• **Problem**
Return the full material exactly.
──────
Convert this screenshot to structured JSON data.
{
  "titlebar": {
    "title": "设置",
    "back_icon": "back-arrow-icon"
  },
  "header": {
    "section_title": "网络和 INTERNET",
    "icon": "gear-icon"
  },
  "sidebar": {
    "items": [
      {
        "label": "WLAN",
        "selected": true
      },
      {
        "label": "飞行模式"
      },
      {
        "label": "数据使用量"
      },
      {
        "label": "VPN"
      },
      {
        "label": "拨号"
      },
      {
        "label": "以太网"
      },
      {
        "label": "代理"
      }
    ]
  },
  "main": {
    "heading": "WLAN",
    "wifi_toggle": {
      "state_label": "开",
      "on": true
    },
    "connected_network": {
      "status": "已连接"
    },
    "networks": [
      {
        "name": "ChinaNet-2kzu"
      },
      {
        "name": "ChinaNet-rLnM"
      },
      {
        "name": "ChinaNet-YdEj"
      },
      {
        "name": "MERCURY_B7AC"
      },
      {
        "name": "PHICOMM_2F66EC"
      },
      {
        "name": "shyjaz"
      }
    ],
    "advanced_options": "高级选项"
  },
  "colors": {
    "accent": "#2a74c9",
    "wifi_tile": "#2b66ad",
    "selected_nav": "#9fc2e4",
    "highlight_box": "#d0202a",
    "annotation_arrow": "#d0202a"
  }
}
──────
• **Response to this exercise**
Convert this screenshot to structured JSON data.
{
  "titlebar": {
    "title": "设置",
    "back_icon": "back-arrow-icon"
  },
  "header": {
    "section_title": "网络和 INTERNET",
    "icon": "gear-icon"
  },
  "sidebar": {
    "items": [
      {
        "label": "WLAN",
        "selected": true
      },
      {
        "label": "飞行模式"
      },
      {
        "label": "数据使用量"
      },
      {
        "label": "VPN"
      },
      {
        "label": "拨号"
      },
      {
        "label": "以太网"
      },
      {
        "label": "代理"
      }
    ]
  },
  "main": {
    "heading": "WLAN",
    "wifi_toggle": {
      "state_label": "开",
      "on": true
    },
    "connected_network": {
      "status": "已连接"
    },
    "networks": [
      {
        "name": "ChinaNet-2kzu"
      },
      {
        "name": "ChinaNet-rLnM"
      },
      {
        "name": "ChinaNet-YdEj"
      },
      {
        "name": "MERCURY_B7AC"
      },
      {
        "name": "PHICOMM_2F66EC"
      },
      {
        "name": "shyjaz"
      }
    ],
    "advanced_options": "高级选项"
  },
  "colors": {
    "accent": "#2a74c9",
    "wifi_tile": "#2b66ad",
    "selected_nav": "#9fc2e4",
    "highlight_box": "#d0202a",
    "annotation_arrow": "#d0202a"
  }
}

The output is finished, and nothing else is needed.